TO DO:
Make a verbatim copy of the entries below; pictures stay out.

---------- SOURCE RECORDS

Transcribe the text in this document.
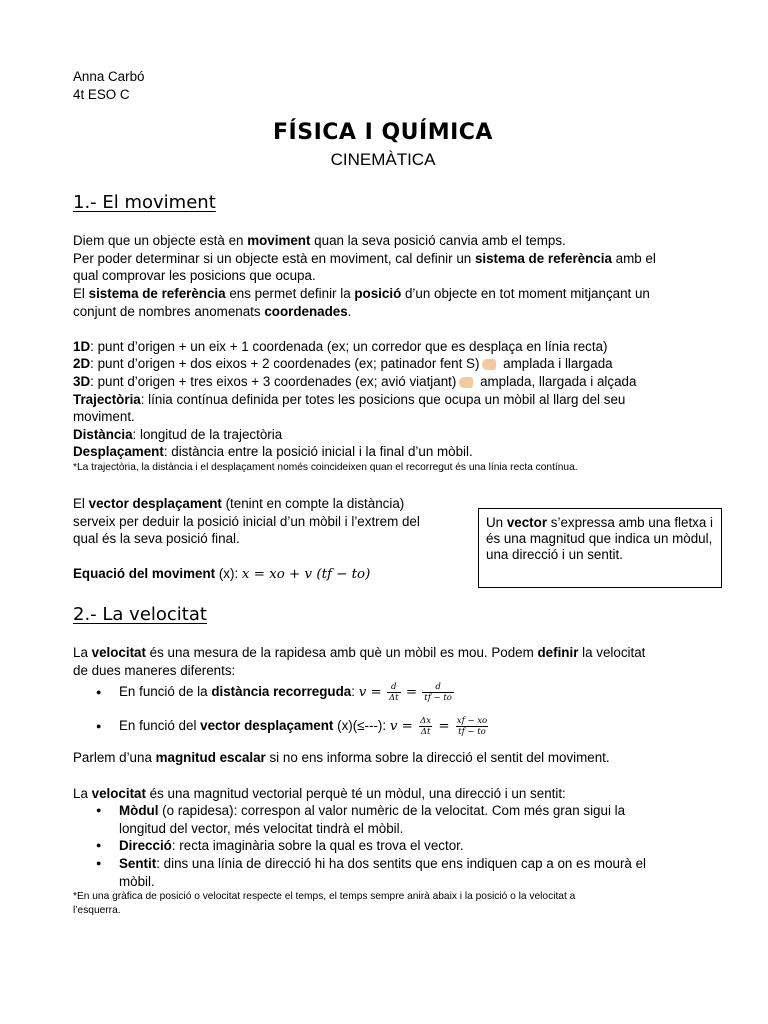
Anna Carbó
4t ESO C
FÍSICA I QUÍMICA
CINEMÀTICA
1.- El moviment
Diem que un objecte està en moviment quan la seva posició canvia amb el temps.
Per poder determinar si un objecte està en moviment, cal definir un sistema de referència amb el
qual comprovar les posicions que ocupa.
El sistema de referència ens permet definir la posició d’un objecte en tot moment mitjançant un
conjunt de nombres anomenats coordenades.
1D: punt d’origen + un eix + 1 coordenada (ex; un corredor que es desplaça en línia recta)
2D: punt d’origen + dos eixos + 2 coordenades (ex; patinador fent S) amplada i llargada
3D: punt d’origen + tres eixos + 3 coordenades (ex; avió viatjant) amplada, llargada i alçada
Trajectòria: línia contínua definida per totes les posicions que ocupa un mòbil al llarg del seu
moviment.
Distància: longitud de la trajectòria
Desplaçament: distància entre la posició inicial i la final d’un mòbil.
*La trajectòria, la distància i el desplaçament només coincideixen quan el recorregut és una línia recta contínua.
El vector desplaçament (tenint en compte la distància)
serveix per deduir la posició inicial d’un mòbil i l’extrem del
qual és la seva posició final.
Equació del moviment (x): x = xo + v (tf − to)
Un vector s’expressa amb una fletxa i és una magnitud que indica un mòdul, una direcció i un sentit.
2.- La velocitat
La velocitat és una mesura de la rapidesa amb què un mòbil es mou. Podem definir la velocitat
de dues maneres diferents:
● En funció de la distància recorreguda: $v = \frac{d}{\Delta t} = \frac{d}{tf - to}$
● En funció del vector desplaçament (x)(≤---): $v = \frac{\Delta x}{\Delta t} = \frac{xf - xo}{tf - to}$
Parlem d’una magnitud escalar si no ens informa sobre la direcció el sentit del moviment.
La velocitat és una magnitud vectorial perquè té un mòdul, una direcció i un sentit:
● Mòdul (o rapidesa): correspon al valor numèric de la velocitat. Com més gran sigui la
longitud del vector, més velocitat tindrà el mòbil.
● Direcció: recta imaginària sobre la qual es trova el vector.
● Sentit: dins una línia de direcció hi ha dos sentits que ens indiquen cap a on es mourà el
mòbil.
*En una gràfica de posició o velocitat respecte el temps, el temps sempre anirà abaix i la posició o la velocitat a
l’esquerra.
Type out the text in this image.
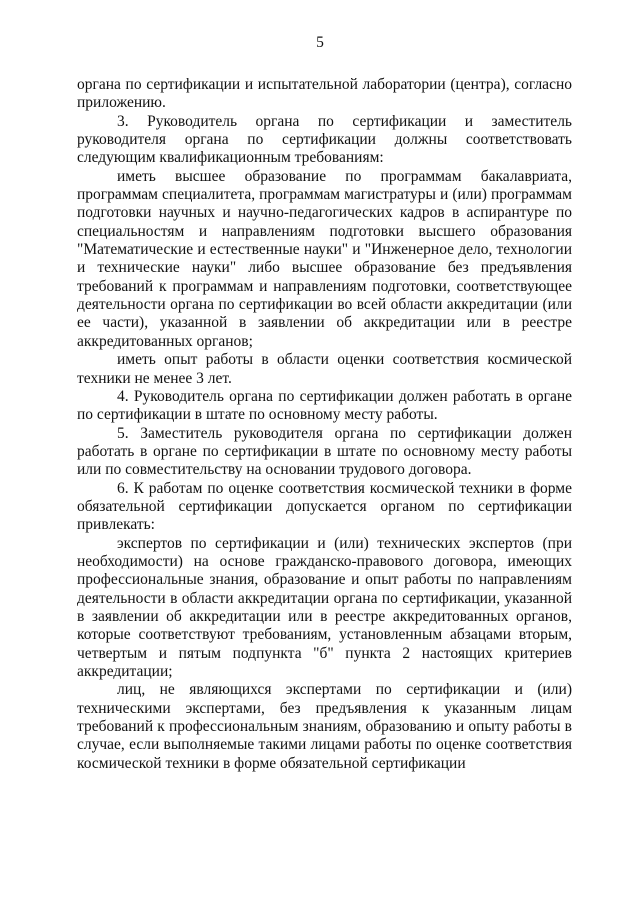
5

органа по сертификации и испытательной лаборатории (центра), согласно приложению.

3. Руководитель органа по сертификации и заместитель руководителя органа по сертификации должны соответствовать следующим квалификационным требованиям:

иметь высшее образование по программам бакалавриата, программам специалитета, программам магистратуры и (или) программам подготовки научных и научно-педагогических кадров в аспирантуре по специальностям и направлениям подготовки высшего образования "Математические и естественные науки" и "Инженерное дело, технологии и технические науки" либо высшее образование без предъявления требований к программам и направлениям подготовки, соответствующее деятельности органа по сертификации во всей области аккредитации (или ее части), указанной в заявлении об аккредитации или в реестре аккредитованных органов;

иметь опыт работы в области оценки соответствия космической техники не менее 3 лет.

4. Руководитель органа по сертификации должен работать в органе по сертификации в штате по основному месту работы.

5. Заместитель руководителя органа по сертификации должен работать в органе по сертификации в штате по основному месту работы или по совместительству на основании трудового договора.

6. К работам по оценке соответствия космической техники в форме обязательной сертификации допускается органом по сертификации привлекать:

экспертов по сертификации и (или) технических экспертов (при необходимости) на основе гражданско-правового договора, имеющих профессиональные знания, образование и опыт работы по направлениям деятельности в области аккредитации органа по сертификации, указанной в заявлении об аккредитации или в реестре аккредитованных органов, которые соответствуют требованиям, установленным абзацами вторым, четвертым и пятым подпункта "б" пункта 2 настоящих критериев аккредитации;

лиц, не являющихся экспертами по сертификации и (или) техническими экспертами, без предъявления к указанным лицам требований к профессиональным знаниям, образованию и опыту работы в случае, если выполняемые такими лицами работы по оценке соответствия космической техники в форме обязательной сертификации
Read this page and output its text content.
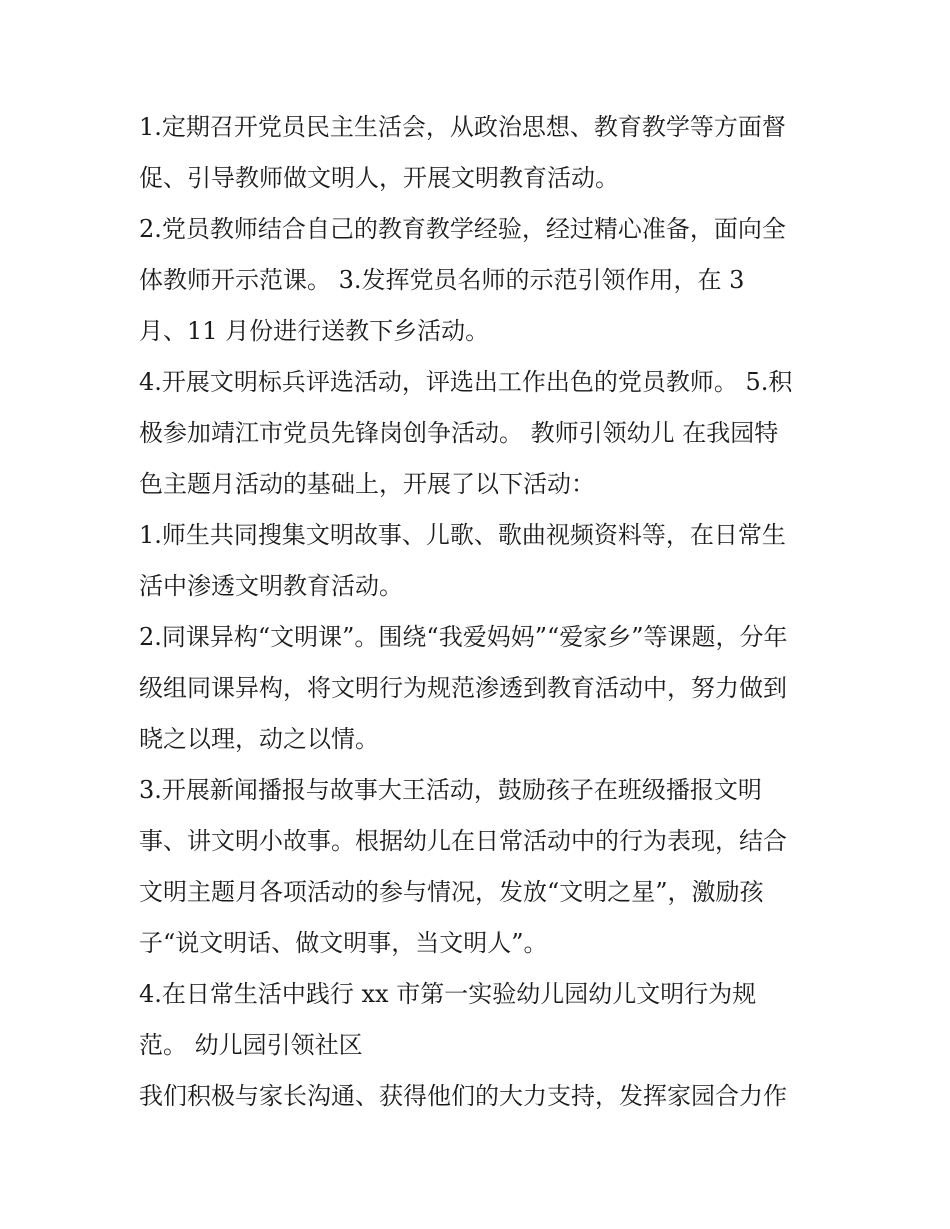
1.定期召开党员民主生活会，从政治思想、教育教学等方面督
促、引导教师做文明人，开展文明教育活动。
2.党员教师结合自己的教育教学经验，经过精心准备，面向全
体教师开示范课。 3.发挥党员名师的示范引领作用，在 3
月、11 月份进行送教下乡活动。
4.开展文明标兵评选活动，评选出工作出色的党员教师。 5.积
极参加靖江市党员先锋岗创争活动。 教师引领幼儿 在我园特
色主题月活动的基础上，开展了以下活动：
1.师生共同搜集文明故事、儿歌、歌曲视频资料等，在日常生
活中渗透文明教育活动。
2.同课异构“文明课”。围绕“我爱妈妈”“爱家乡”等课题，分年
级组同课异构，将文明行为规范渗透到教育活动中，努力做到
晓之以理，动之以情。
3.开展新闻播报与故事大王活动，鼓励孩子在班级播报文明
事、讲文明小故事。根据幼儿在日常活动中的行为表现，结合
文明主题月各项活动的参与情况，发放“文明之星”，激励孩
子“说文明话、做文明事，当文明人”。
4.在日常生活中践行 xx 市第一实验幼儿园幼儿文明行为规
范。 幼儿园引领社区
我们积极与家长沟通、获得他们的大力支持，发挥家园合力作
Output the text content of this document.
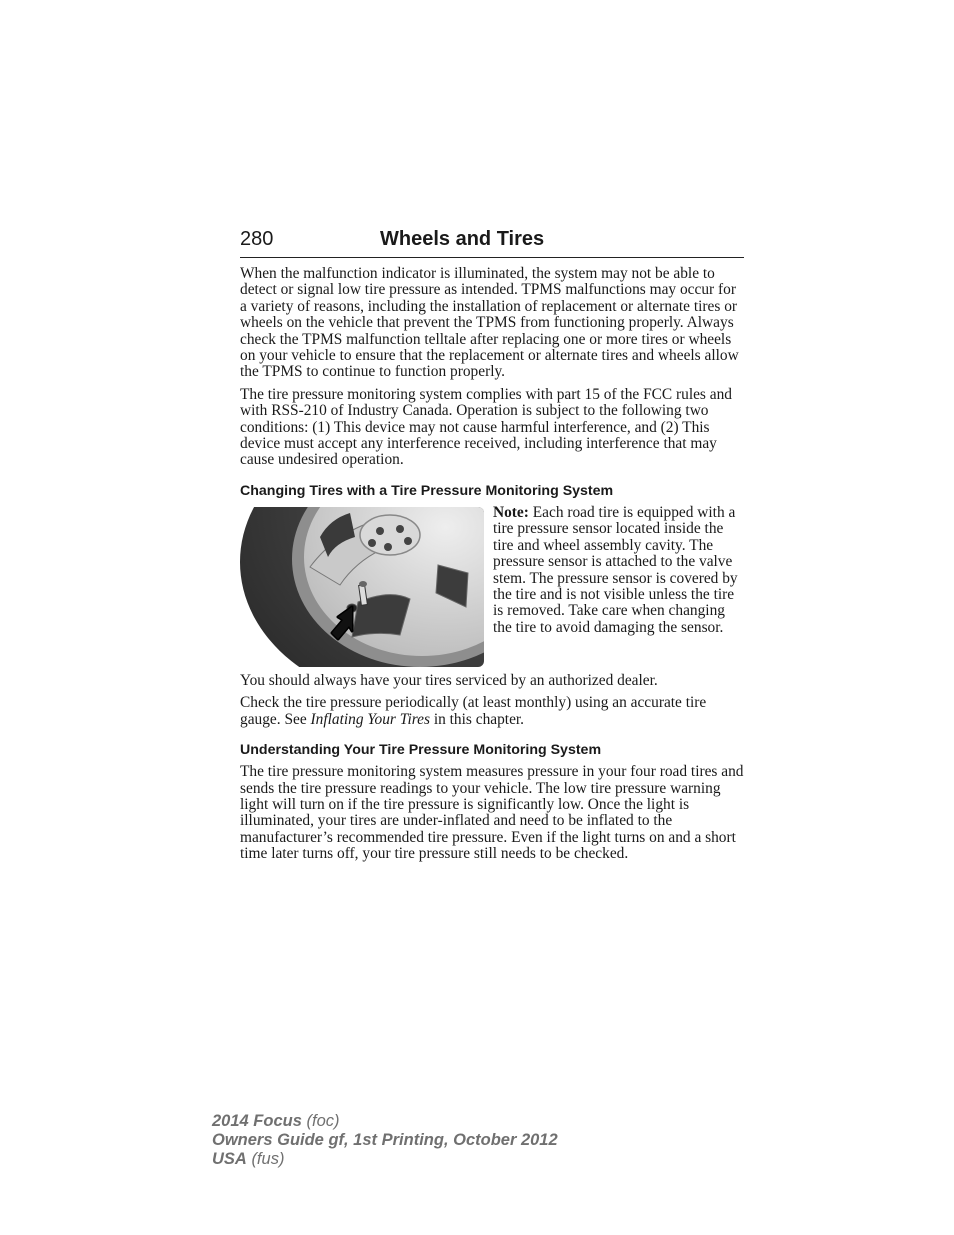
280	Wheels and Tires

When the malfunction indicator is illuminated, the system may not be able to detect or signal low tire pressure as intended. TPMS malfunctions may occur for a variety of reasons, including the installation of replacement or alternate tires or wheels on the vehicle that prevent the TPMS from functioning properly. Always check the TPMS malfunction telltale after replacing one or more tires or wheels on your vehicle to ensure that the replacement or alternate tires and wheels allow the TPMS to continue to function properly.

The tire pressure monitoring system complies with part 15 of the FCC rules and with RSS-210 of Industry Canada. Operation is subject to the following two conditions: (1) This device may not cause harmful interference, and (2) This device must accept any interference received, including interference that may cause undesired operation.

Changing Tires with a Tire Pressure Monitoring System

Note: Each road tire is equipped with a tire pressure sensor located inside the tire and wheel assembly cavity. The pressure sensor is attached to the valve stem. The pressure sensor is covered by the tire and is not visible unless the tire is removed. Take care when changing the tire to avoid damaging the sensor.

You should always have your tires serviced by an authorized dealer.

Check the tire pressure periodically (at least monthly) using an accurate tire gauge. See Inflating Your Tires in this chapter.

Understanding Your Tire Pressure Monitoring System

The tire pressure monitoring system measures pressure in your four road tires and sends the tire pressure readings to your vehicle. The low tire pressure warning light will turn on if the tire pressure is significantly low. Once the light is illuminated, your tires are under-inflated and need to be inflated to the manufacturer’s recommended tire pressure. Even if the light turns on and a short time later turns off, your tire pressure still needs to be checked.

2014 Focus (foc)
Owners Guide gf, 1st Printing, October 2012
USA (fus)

--------------------

REPLY TO THE TASK:
Transcribe the text in this document.
Anna Carbó
4t ESO C
FÍSICA I QUÍMICA
CINEMÀTICA
1.- El moviment
Diem que un objecte està en moviment quan la seva posició canvia amb el temps.
Per poder determinar si un objecte està en moviment, cal definir un sistema de referència amb el
qual comprovar les posicions que ocupa.
El sistema de referència ens permet definir la posició d’un objecte en tot moment mitjançant un
conjunt de nombres anomenats coordenades.
1D: punt d’origen + un eix + 1 coordenada (ex; un corredor que es desplaça en línia recta)
2D: punt d’origen + dos eixos + 2 coordenades (ex; patinador fent S) amplada i llargada
3D: punt d’origen + tres eixos + 3 coordenades (ex; avió viatjant) amplada, llargada i alçada
Trajectòria: línia contínua definida per totes les posicions que ocupa un mòbil al llarg del seu
moviment.
Distància: longitud de la trajectòria
Desplaçament: distància entre la posició inicial i la final d’un mòbil.
*La trajectòria, la distància i el desplaçament només coincideixen quan el recorregut és una línia recta contínua.
El vector desplaçament (tenint en compte la distància)
serveix per deduir la posició inicial d’un mòbil i l’extrem del
qual és la seva posició final.
Equació del moviment (x): x = xo + v (tf − to)
Un vector s’expressa amb una fletxa i és una magnitud que indica un mòdul, una direcció i un sentit.
2.- La velocitat
La velocitat és una mesura de la rapidesa amb què un mòbil es mou. Podem definir la velocitat
de dues maneres diferents:
● En funció de la distància recorreguda: $v = \frac{d}{\Delta t} = \frac{d}{tf - to}$
● En funció del vector desplaçament (x)(≤---): $v = \frac{\Delta x}{\Delta t} = \frac{xf - xo}{tf - to}$
Parlem d’una magnitud escalar si no ens informa sobre la direcció el sentit del moviment.
La velocitat és una magnitud vectorial perquè té un mòdul, una direcció i un sentit:
● Mòdul (o rapidesa): correspon al valor numèric de la velocitat. Com més gran sigui la
longitud del vector, més velocitat tindrà el mòbil.
● Direcció: recta imaginària sobre la qual es trova el vector.
● Sentit: dins una línia de direcció hi ha dos sentits que ens indiquen cap a on es mourà el
mòbil.
*En una gràfica de posició o velocitat respecte el temps, el temps sempre anirà abaix i la posició o la velocitat a
l’esquerra.
Type out the text in this image.
5

органа по сертификации и испытательной лаборатории (центра), согласно приложению.

3. Руководитель органа по сертификации и заместитель руководителя органа по сертификации должны соответствовать следующим квалификационным требованиям:

иметь высшее образование по программам бакалавриата, программам специалитета, программам магистратуры и (или) программам подготовки научных и научно-педагогических кадров в аспирантуре по специальностям и направлениям подготовки высшего образования "Математические и естественные науки" и "Инженерное дело, технологии и технические науки" либо высшее образование без предъявления требований к программам и направлениям подготовки, соответствующее деятельности органа по сертификации во всей области аккредитации (или ее части), указанной в заявлении об аккредитации или в реестре аккредитованных органов;

иметь опыт работы в области оценки соответствия космической техники не менее 3 лет.

4. Руководитель органа по сертификации должен работать в органе по сертификации в штате по основному месту работы.

5. Заместитель руководителя органа по сертификации должен работать в органе по сертификации в штате по основному месту работы или по совместительству на основании трудового договора.

6. К работам по оценке соответствия космической техники в форме обязательной сертификации допускается органом по сертификации привлекать:

экспертов по сертификации и (или) технических экспертов (при необходимости) на основе гражданско-правового договора, имеющих профессиональные знания, образование и опыт работы по направлениям деятельности в области аккредитации органа по сертификации, указанной в заявлении об аккредитации или в реестре аккредитованных органов, которые соответствуют требованиям, установленным абзацами вторым, четвертым и пятым подпункта "б" пункта 2 настоящих критериев аккредитации;

лиц, не являющихся экспертами по сертификации и (или) техническими экспертами, без предъявления к указанным лицам требований к профессиональным знаниям, образованию и опыту работы в случае, если выполняемые такими лицами работы по оценке соответствия космической техники в форме обязательной сертификации
Read this page and output its text content.
1.定期召开党员民主生活会，从政治思想、教育教学等方面督
促、引导教师做文明人，开展文明教育活动。
2.党员教师结合自己的教育教学经验，经过精心准备，面向全
体教师开示范课。 3.发挥党员名师的示范引领作用，在 3
月、11 月份进行送教下乡活动。
4.开展文明标兵评选活动，评选出工作出色的党员教师。 5.积
极参加靖江市党员先锋岗创争活动。 教师引领幼儿 在我园特
色主题月活动的基础上，开展了以下活动：
1.师生共同搜集文明故事、儿歌、歌曲视频资料等，在日常生
活中渗透文明教育活动。
2.同课异构“文明课”。围绕“我爱妈妈”“爱家乡”等课题，分年
级组同课异构，将文明行为规范渗透到教育活动中，努力做到
晓之以理，动之以情。
3.开展新闻播报与故事大王活动，鼓励孩子在班级播报文明
事、讲文明小故事。根据幼儿在日常活动中的行为表现，结合
文明主题月各项活动的参与情况，发放“文明之星”，激励孩
子“说文明话、做文明事，当文明人”。
4.在日常生活中践行 xx 市第一实验幼儿园幼儿文明行为规
范。 幼儿园引领社区
我们积极与家长沟通、获得他们的大力支持，发挥家园合力作
Output the text content of this document.
280	Wheels and Tires

When the malfunction indicator is illuminated, the system may not be able to detect or signal low tire pressure as intended. TPMS malfunctions may occur for a variety of reasons, including the installation of replacement or alternate tires or wheels on the vehicle that prevent the TPMS from functioning properly. Always check the TPMS malfunction telltale after replacing one or more tires or wheels on your vehicle to ensure that the replacement or alternate tires and wheels allow the TPMS to continue to function properly.

The tire pressure monitoring system complies with part 15 of the FCC rules and with RSS-210 of Industry Canada. Operation is subject to the following two conditions: (1) This device may not cause harmful interference, and (2) This device must accept any interference received, including interference that may cause undesired operation.

Changing Tires with a Tire Pressure Monitoring System

Note: Each road tire is equipped with a tire pressure sensor located inside the tire and wheel assembly cavity. The pressure sensor is attached to the valve stem. The pressure sensor is covered by the tire and is not visible unless the tire is removed. Take care when changing the tire to avoid damaging the sensor.

You should always have your tires serviced by an authorized dealer.

Check the tire pressure periodically (at least monthly) using an accurate tire gauge. See Inflating Your Tires in this chapter.

Understanding Your Tire Pressure Monitoring System

The tire pressure monitoring system measures pressure in your four road tires and sends the tire pressure readings to your vehicle. The low tire pressure warning light will turn on if the tire pressure is significantly low. Once the light is illuminated, your tires are under-inflated and need to be inflated to the manufacturer’s recommended tire pressure. Even if the light turns on and a short time later turns off, your tire pressure still needs to be checked.

2014 Focus (foc)
Owners Guide gf, 1st Printing, October 2012
USA (fus)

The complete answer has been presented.